# Available data start

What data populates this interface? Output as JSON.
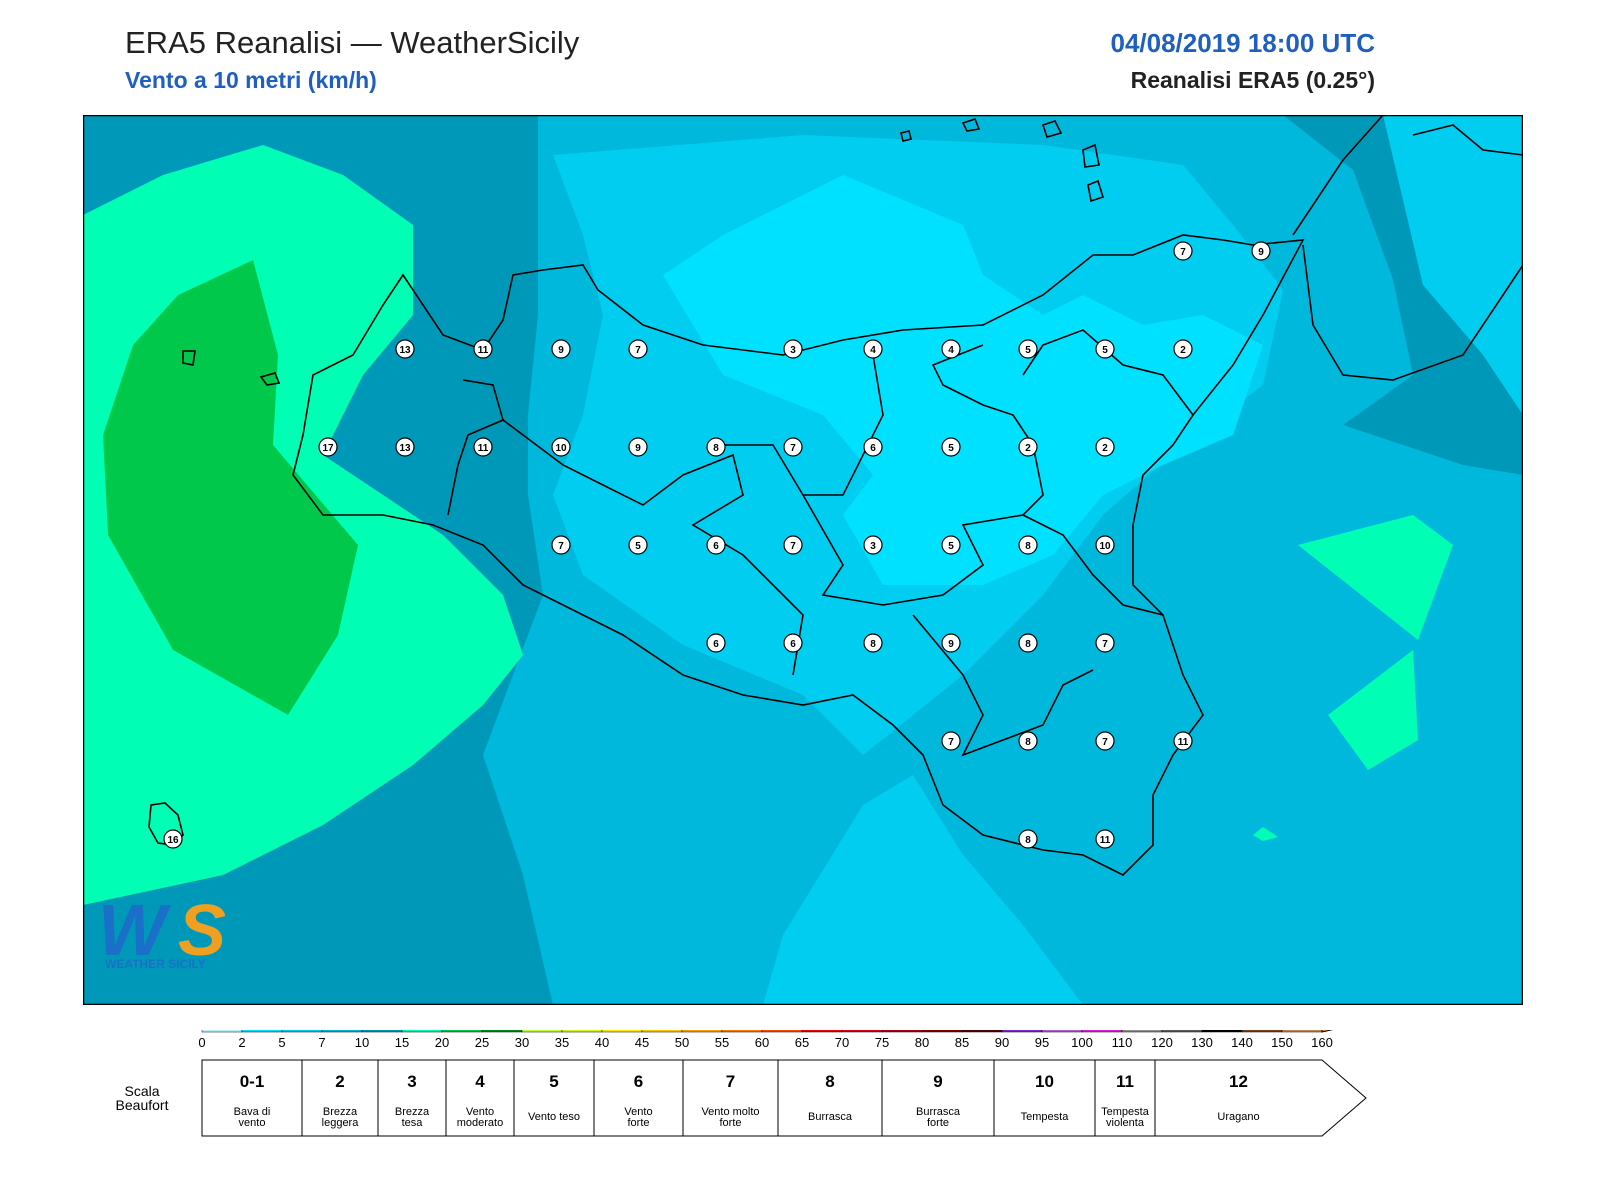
{
  "header": {
    "title": "ERA5 Reanalisi — WeatherSicily",
    "subtitle": "Vento a 10 metri (km/h)",
    "datetime": "04/08/2019 18:00 UTC",
    "source": "Reanalisi ERA5 (0.25°)"
  },
  "logo": {
    "text": "WEATHER SICILY"
  },
  "wind_points": [
    {
      "v": "13"
    },
    {
      "v": "11"
    },
    {
      "v": "9"
    },
    {
      "v": "7"
    },
    {
      "v": "3"
    },
    {
      "v": "4"
    },
    {
      "v": "4"
    },
    {
      "v": "5"
    },
    {
      "v": "5"
    },
    {
      "v": "2"
    },
    {
      "v": "7"
    },
    {
      "v": "9"
    },
    {
      "v": "17"
    },
    {
      "v": "13"
    },
    {
      "v": "11"
    },
    {
      "v": "10"
    },
    {
      "v": "9"
    },
    {
      "v": "8"
    },
    {
      "v": "7"
    },
    {
      "v": "6"
    },
    {
      "v": "5"
    },
    {
      "v": "2"
    },
    {
      "v": "2"
    },
    {
      "v": "7"
    },
    {
      "v": "5"
    },
    {
      "v": "6"
    },
    {
      "v": "7"
    },
    {
      "v": "3"
    },
    {
      "v": "5"
    },
    {
      "v": "8"
    },
    {
      "v": "10"
    },
    {
      "v": "6"
    },
    {
      "v": "6"
    },
    {
      "v": "8"
    },
    {
      "v": "9"
    },
    {
      "v": "8"
    },
    {
      "v": "7"
    },
    {
      "v": "7"
    },
    {
      "v": "8"
    },
    {
      "v": "7"
    },
    {
      "v": "11"
    },
    {
      "v": "8"
    },
    {
      "v": "11"
    },
    {
      "v": "16"
    }
  ],
  "colorbar": {
    "ticks": [
      "0",
      "2",
      "5",
      "7",
      "10",
      "15",
      "20",
      "25",
      "30",
      "35",
      "40",
      "45",
      "50",
      "55",
      "60",
      "65",
      "70",
      "75",
      "80",
      "85",
      "90",
      "95",
      "100",
      "110",
      "120",
      "130",
      "140",
      "150",
      "160"
    ],
    "colors": [
      "#b3f5ff",
      "#00e1ff",
      "#00cdf0",
      "#00b8dc",
      "#0098b8",
      "#00ffb4",
      "#00c84a",
      "#008a1e",
      "#bfff3a",
      "#d8f51a",
      "#ffe800",
      "#ffc800",
      "#ffa000",
      "#ff7800",
      "#ff4b00",
      "#f00000",
      "#d4001e",
      "#a8001a",
      "#7d0000",
      "#500000",
      "#7a28d2",
      "#b45ad2",
      "#e01ee0",
      "#8c8c8c",
      "#5a5a5a",
      "#000000",
      "#7a3d1e",
      "#c8824b",
      "#d48c4b"
    ]
  },
  "beaufort": {
    "label": "Scala\nBeaufort",
    "label_line1": "Scala",
    "label_line2": "Beaufort",
    "classes": [
      {
        "n": "0-1",
        "desc1": "Bava di",
        "desc2": "vento"
      },
      {
        "n": "2",
        "desc1": "Brezza",
        "desc2": "leggera"
      },
      {
        "n": "3",
        "desc1": "Brezza",
        "desc2": "tesa"
      },
      {
        "n": "4",
        "desc1": "Vento",
        "desc2": "moderato"
      },
      {
        "n": "5",
        "desc1": "Vento teso",
        "desc2": ""
      },
      {
        "n": "6",
        "desc1": "Vento",
        "desc2": "forte"
      },
      {
        "n": "7",
        "desc1": "Vento molto",
        "desc2": "forte"
      },
      {
        "n": "8",
        "desc1": "Burrasca",
        "desc2": ""
      },
      {
        "n": "9",
        "desc1": "Burrasca",
        "desc2": "forte"
      },
      {
        "n": "10",
        "desc1": "Tempesta",
        "desc2": ""
      },
      {
        "n": "11",
        "desc1": "Tempesta",
        "desc2": "violenta"
      },
      {
        "n": "12",
        "desc1": "Uragano",
        "desc2": ""
      }
    ]
  }
}
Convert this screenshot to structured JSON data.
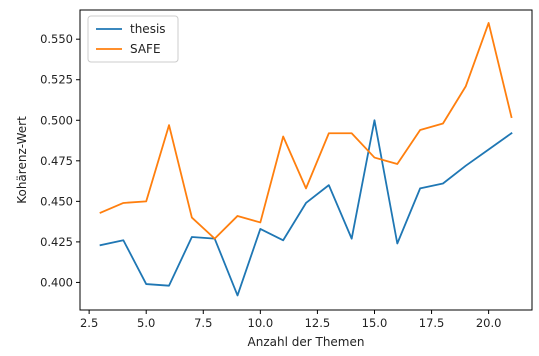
{
  "chart_data": {
    "type": "line",
    "xlabel": "Anzahl der Themen",
    "ylabel": "Kohärenz-Wert",
    "xlim": [
      2.1,
      21.9
    ],
    "ylim": [
      0.383,
      0.568
    ],
    "xticks": [
      2.5,
      5.0,
      7.5,
      10.0,
      12.5,
      15.0,
      17.5,
      20.0
    ],
    "xtick_labels": [
      "2.5",
      "5.0",
      "7.5",
      "10.0",
      "12.5",
      "15.0",
      "17.5",
      "20.0"
    ],
    "yticks": [
      0.4,
      0.425,
      0.45,
      0.475,
      0.5,
      0.525,
      0.55
    ],
    "ytick_labels": [
      "0.400",
      "0.425",
      "0.450",
      "0.475",
      "0.500",
      "0.525",
      "0.550"
    ],
    "grid": false,
    "legend_position": "top-left",
    "x": [
      3,
      4,
      5,
      6,
      7,
      8,
      9,
      10,
      11,
      12,
      13,
      14,
      15,
      16,
      17,
      18,
      19,
      20,
      21
    ],
    "series": [
      {
        "name": "thesis",
        "color": "#1f77b4",
        "values": [
          0.423,
          0.426,
          0.399,
          0.398,
          0.428,
          0.427,
          0.392,
          0.433,
          0.426,
          0.449,
          0.46,
          0.427,
          0.5,
          0.424,
          0.458,
          0.461,
          0.472,
          0.482,
          0.492
        ]
      },
      {
        "name": "SAFE",
        "color": "#ff7f0e",
        "values": [
          0.443,
          0.449,
          0.45,
          0.497,
          0.44,
          0.427,
          0.441,
          0.437,
          0.49,
          0.458,
          0.492,
          0.492,
          0.477,
          0.473,
          0.494,
          0.498,
          0.521,
          0.56,
          0.502
        ]
      }
    ]
  }
}
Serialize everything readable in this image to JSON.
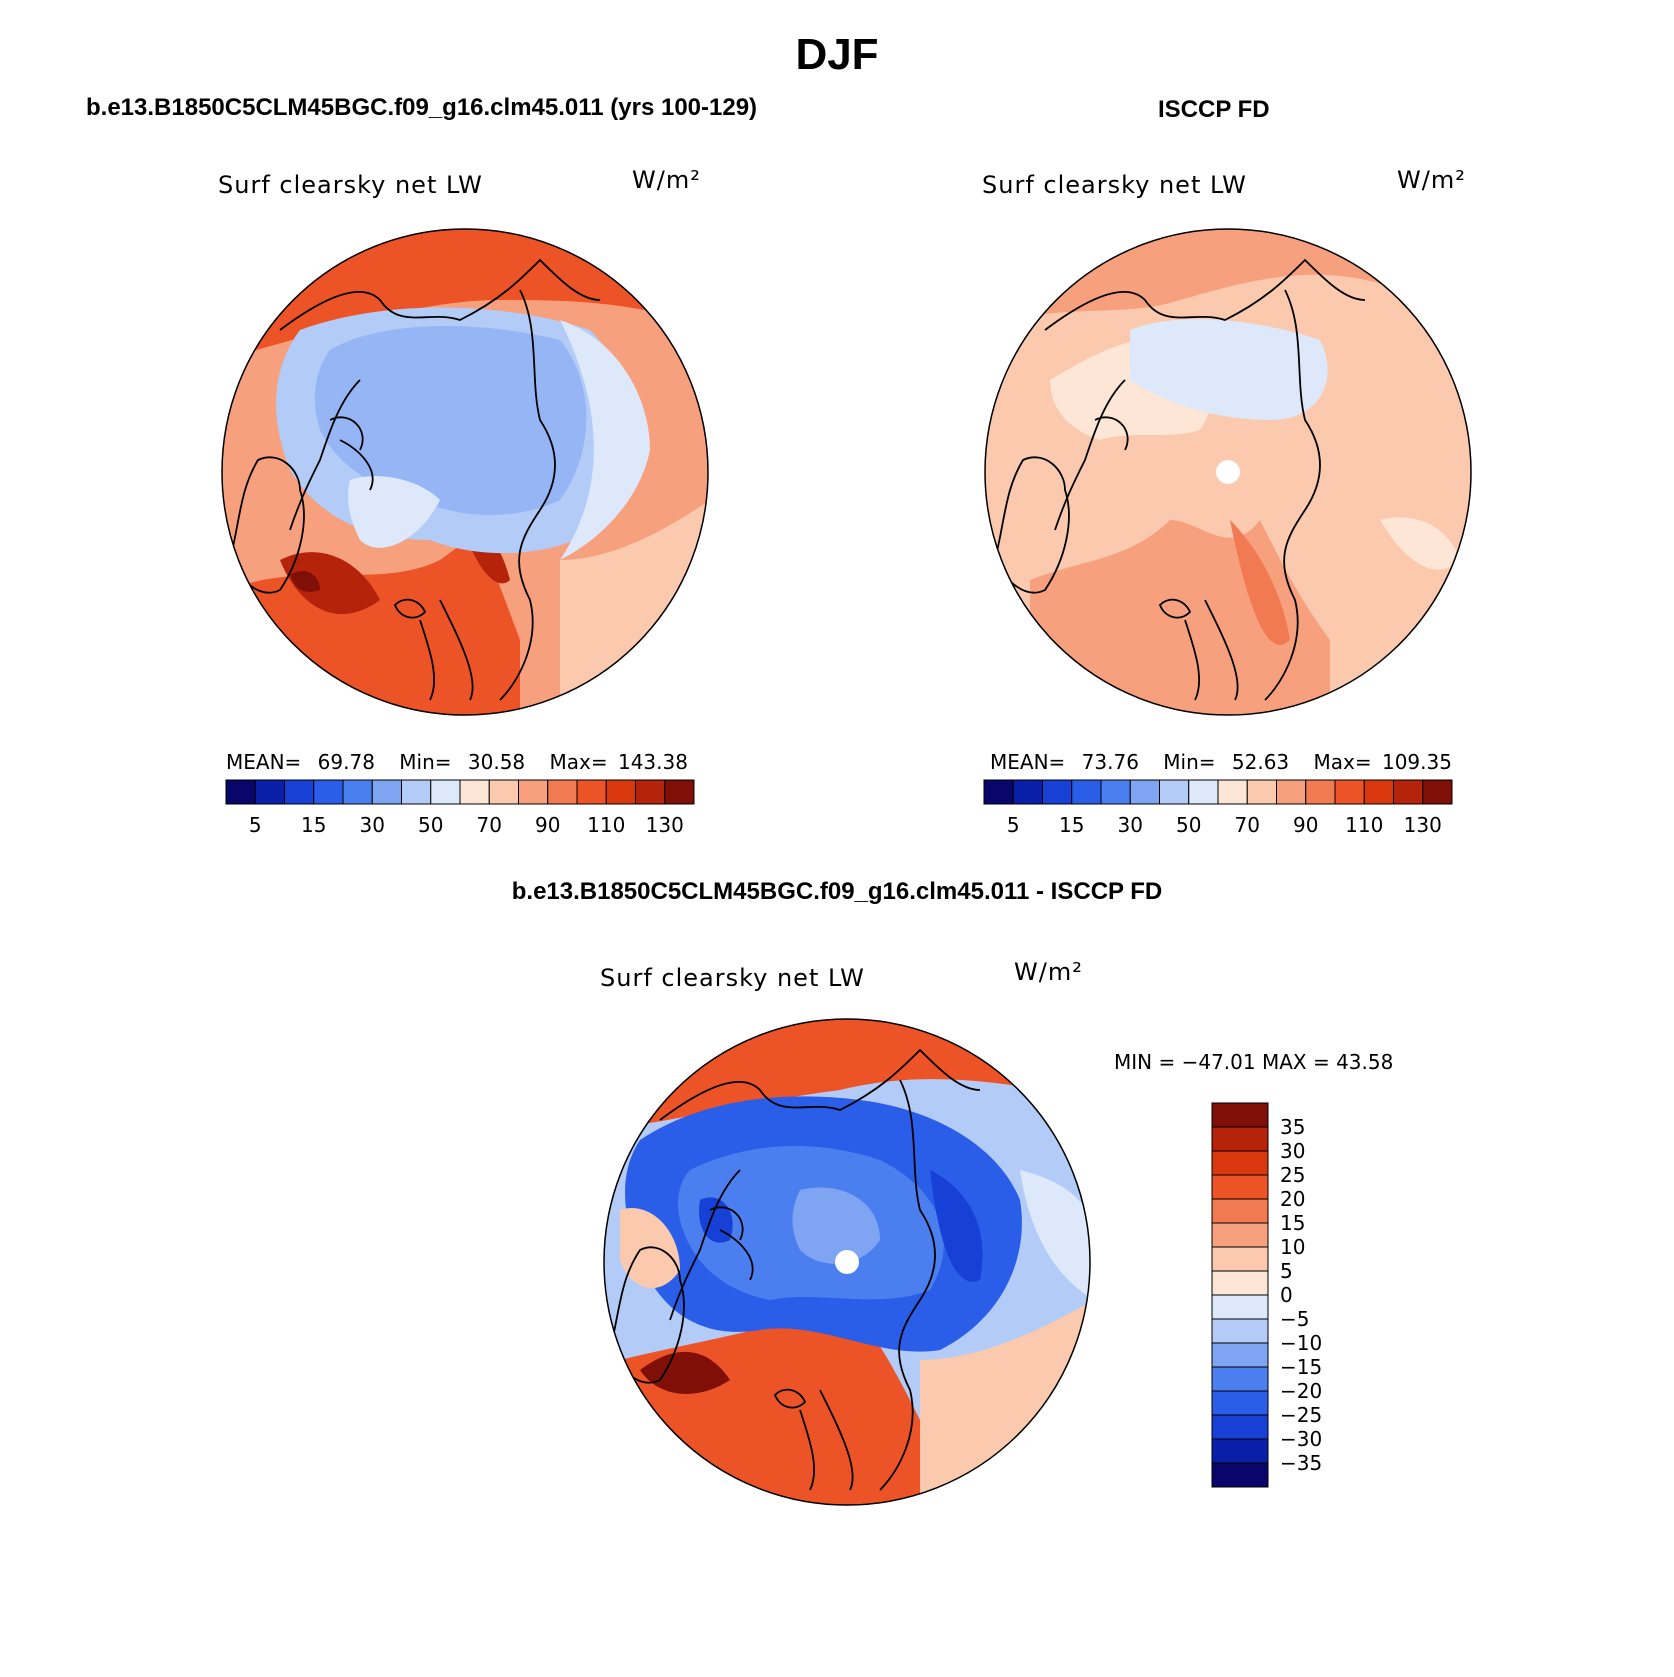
{
  "season_title": "DJF",
  "panels": {
    "model": {
      "title": "b.e13.B1850C5CLM45BGC.f09_g16.clm45.011 (yrs 100-129)",
      "variable": "Surf clearsky net LW",
      "units": "W/m²",
      "mean_label": "MEAN=",
      "mean": "69.78",
      "min_label": "Min=",
      "min": "30.58",
      "max_label": "Max=",
      "max": "143.38"
    },
    "obs": {
      "title": "ISCCP FD",
      "variable": "Surf clearsky net LW",
      "units": "W/m²",
      "mean_label": "MEAN=",
      "mean": "73.76",
      "min_label": "Min=",
      "min": "52.63",
      "max_label": "Max=",
      "max": "109.35"
    },
    "diff": {
      "title": "b.e13.B1850C5CLM45BGC.f09_g16.clm45.011 - ISCCP FD",
      "variable": "Surf clearsky net LW",
      "units": "W/m²",
      "minmax_text": "MIN = −47.01 MAX =  43.58"
    }
  },
  "colors": {
    "abs_scale": [
      "#08066b",
      "#0a1fa8",
      "#1640d6",
      "#2a5ee8",
      "#4b7ff0",
      "#7ea4f2",
      "#b3cbf7",
      "#dde9fb",
      "#fde6d6",
      "#fbc9ae",
      "#f7a07e",
      "#f27a52",
      "#ec5327",
      "#d9380f",
      "#b5230a",
      "#800f08"
    ],
    "diff_scale": [
      "#08066b",
      "#0a1fa8",
      "#1640d6",
      "#2a5ee8",
      "#4b7ff0",
      "#7ea4f2",
      "#b3cbf7",
      "#dde9fb",
      "#fde6d6",
      "#fbc9ae",
      "#f7a07e",
      "#f27a52",
      "#ec5327",
      "#d9380f",
      "#b5230a",
      "#800f08"
    ],
    "coastline": "#000000"
  },
  "chart_data": [
    {
      "type": "heatmap",
      "title": "b.e13.B1850C5CLM45BGC.f09_g16.clm45.011 (yrs 100-129)",
      "projection": "north polar stereographic",
      "variable": "Surf clearsky net LW",
      "units": "W/m²",
      "mean": 69.78,
      "min": 30.58,
      "max": 143.38,
      "colorbar_ticks": [
        "5",
        "15",
        "30",
        "50",
        "70",
        "90",
        "110",
        "130"
      ],
      "colorbar_orientation": "horizontal"
    },
    {
      "type": "heatmap",
      "title": "ISCCP FD",
      "projection": "north polar stereographic",
      "variable": "Surf clearsky net LW",
      "units": "W/m²",
      "mean": 73.76,
      "min": 52.63,
      "max": 109.35,
      "colorbar_ticks": [
        "5",
        "15",
        "30",
        "50",
        "70",
        "90",
        "110",
        "130"
      ],
      "colorbar_orientation": "horizontal"
    },
    {
      "type": "heatmap",
      "title": "b.e13.B1850C5CLM45BGC.f09_g16.clm45.011 - ISCCP FD",
      "projection": "north polar stereographic",
      "variable": "Surf clearsky net LW",
      "units": "W/m²",
      "min": -47.01,
      "max": 43.58,
      "colorbar_ticks": [
        "35",
        "30",
        "25",
        "20",
        "15",
        "10",
        "5",
        "0",
        "−5",
        "−10",
        "−15",
        "−20",
        "−25",
        "−30",
        "−35"
      ],
      "colorbar_orientation": "vertical"
    }
  ]
}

# Available data end

Your task
Pick out the lines containing the string "Reanalisi".

Solution
    "title": "ERA5 Reanalisi — WeatherSicily",
    "source": "Reanalisi ERA5 (0.25°)"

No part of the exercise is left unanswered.